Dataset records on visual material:
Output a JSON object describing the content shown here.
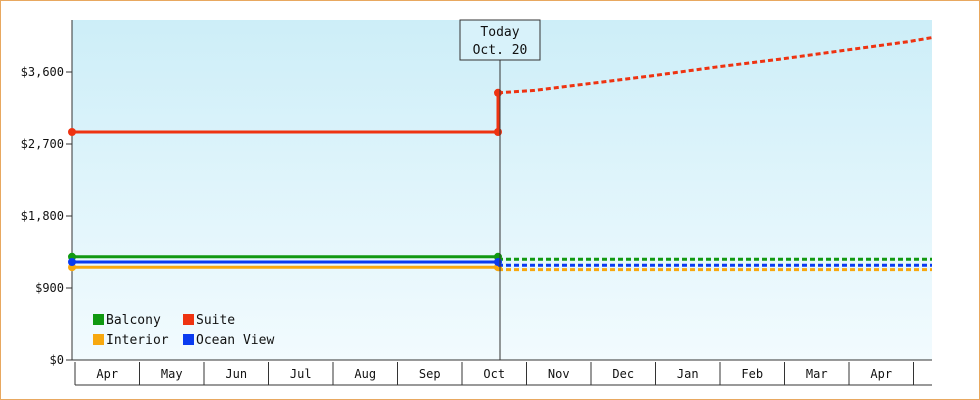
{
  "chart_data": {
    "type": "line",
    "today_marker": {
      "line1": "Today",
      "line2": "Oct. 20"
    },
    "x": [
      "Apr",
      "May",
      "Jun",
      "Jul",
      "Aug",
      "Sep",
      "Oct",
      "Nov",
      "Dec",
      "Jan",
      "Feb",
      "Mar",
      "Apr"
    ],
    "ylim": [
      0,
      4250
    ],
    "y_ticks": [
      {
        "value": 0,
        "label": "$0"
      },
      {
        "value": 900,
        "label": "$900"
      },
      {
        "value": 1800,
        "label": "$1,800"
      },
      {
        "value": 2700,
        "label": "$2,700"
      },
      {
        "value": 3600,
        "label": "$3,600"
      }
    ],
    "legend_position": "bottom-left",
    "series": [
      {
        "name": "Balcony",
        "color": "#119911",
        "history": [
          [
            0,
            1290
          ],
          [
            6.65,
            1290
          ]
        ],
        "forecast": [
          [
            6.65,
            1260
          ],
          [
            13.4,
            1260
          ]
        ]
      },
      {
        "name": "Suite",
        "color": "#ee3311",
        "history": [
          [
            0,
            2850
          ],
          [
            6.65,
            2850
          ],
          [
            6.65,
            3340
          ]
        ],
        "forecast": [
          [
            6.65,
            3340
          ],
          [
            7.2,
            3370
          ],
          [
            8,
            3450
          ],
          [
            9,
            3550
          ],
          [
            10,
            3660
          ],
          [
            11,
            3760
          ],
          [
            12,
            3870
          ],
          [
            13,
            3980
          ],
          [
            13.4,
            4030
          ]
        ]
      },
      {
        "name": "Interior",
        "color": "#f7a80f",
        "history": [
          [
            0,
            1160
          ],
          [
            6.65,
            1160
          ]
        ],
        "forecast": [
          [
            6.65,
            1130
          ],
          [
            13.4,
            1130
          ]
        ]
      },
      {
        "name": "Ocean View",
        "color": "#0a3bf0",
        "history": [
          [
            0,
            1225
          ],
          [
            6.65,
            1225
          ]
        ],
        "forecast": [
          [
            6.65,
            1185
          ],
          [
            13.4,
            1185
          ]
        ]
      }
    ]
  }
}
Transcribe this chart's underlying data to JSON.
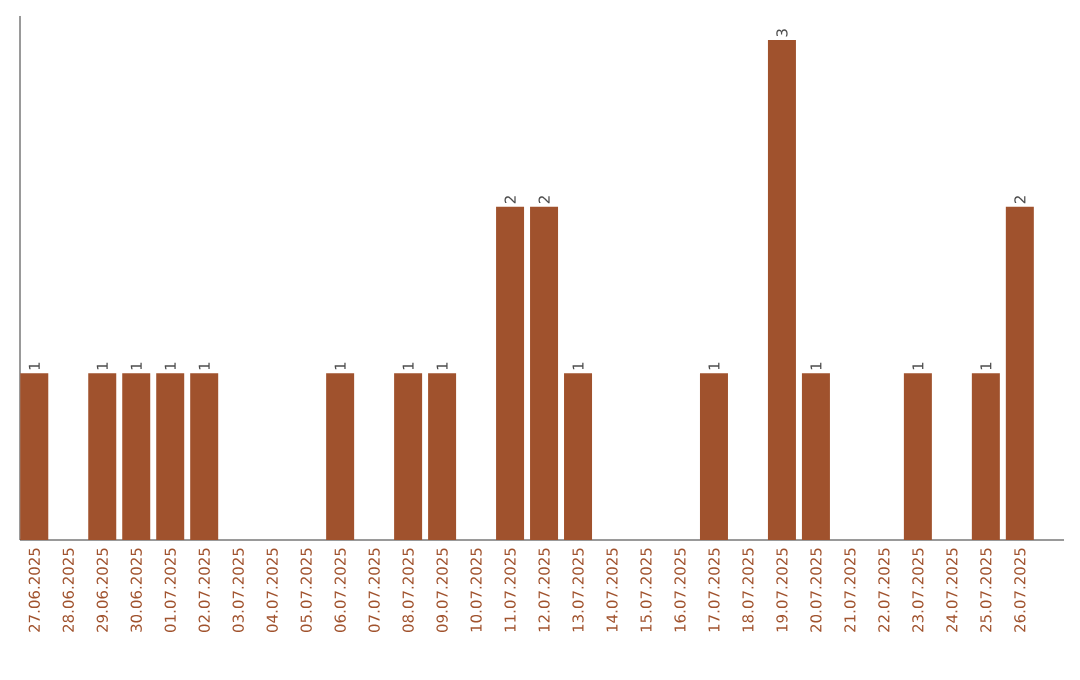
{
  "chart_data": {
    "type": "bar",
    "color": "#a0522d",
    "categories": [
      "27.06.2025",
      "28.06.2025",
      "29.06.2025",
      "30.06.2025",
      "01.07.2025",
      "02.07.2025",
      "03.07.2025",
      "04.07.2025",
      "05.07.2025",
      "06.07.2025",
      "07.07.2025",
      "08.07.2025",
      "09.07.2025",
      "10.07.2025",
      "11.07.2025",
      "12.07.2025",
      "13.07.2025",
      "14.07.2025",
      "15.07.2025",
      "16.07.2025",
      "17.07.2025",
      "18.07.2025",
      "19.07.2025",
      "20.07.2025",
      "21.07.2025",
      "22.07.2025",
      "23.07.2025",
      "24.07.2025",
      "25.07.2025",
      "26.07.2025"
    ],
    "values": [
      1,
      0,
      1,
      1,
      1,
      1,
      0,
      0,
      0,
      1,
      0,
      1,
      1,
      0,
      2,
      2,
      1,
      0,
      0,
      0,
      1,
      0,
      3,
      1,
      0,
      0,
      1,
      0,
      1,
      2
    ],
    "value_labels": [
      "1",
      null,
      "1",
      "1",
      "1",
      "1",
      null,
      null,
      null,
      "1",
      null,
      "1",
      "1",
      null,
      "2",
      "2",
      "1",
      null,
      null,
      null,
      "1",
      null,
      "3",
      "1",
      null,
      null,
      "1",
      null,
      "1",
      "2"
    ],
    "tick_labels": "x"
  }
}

_What you have to do_: All of the entries above should be copied exactly, except for the pictures.

_Task response_:
Output a JSON object describing the content shown here.
{
  "chart_data": {
    "type": "line",
    "today_marker": {
      "line1": "Today",
      "line2": "Oct. 20"
    },
    "x": [
      "Apr",
      "May",
      "Jun",
      "Jul",
      "Aug",
      "Sep",
      "Oct",
      "Nov",
      "Dec",
      "Jan",
      "Feb",
      "Mar",
      "Apr"
    ],
    "ylim": [
      0,
      4250
    ],
    "y_ticks": [
      {
        "value": 0,
        "label": "$0"
      },
      {
        "value": 900,
        "label": "$900"
      },
      {
        "value": 1800,
        "label": "$1,800"
      },
      {
        "value": 2700,
        "label": "$2,700"
      },
      {
        "value": 3600,
        "label": "$3,600"
      }
    ],
    "legend_position": "bottom-left",
    "series": [
      {
        "name": "Balcony",
        "color": "#119911",
        "history": [
          [
            0,
            1290
          ],
          [
            6.65,
            1290
          ]
        ],
        "forecast": [
          [
            6.65,
            1260
          ],
          [
            13.4,
            1260
          ]
        ]
      },
      {
        "name": "Suite",
        "color": "#ee3311",
        "history": [
          [
            0,
            2850
          ],
          [
            6.65,
            2850
          ],
          [
            6.65,
            3340
          ]
        ],
        "forecast": [
          [
            6.65,
            3340
          ],
          [
            7.2,
            3370
          ],
          [
            8,
            3450
          ],
          [
            9,
            3550
          ],
          [
            10,
            3660
          ],
          [
            11,
            3760
          ],
          [
            12,
            3870
          ],
          [
            13,
            3980
          ],
          [
            13.4,
            4030
          ]
        ]
      },
      {
        "name": "Interior",
        "color": "#f7a80f",
        "history": [
          [
            0,
            1160
          ],
          [
            6.65,
            1160
          ]
        ],
        "forecast": [
          [
            6.65,
            1130
          ],
          [
            13.4,
            1130
          ]
        ]
      },
      {
        "name": "Ocean View",
        "color": "#0a3bf0",
        "history": [
          [
            0,
            1225
          ],
          [
            6.65,
            1225
          ]
        ],
        "forecast": [
          [
            6.65,
            1185
          ],
          [
            13.4,
            1185
          ]
        ]
      }
    ]
  }
}
Transcribe this chart's underlying data to JSON.
{
  "chart_data": {
    "type": "bar",
    "color": "#a0522d",
    "categories": [
      "27.06.2025",
      "28.06.2025",
      "29.06.2025",
      "30.06.2025",
      "01.07.2025",
      "02.07.2025",
      "03.07.2025",
      "04.07.2025",
      "05.07.2025",
      "06.07.2025",
      "07.07.2025",
      "08.07.2025",
      "09.07.2025",
      "10.07.2025",
      "11.07.2025",
      "12.07.2025",
      "13.07.2025",
      "14.07.2025",
      "15.07.2025",
      "16.07.2025",
      "17.07.2025",
      "18.07.2025",
      "19.07.2025",
      "20.07.2025",
      "21.07.2025",
      "22.07.2025",
      "23.07.2025",
      "24.07.2025",
      "25.07.2025",
      "26.07.2025"
    ],
    "values": [
      1,
      0,
      1,
      1,
      1,
      1,
      0,
      0,
      0,
      1,
      0,
      1,
      1,
      0,
      2,
      2,
      1,
      0,
      0,
      0,
      1,
      0,
      3,
      1,
      0,
      0,
      1,
      0,
      1,
      2
    ],
    "value_labels": [
      "1",
      null,
      "1",
      "1",
      "1",
      "1",
      null,
      null,
      null,
      "1",
      null,
      "1",
      "1",
      null,
      "2",
      "2",
      "1",
      null,
      null,
      null,
      "1",
      null,
      "3",
      "1",
      null,
      null,
      "1",
      null,
      "1",
      "2"
    ],
    "tick_labels": "x"
  }
}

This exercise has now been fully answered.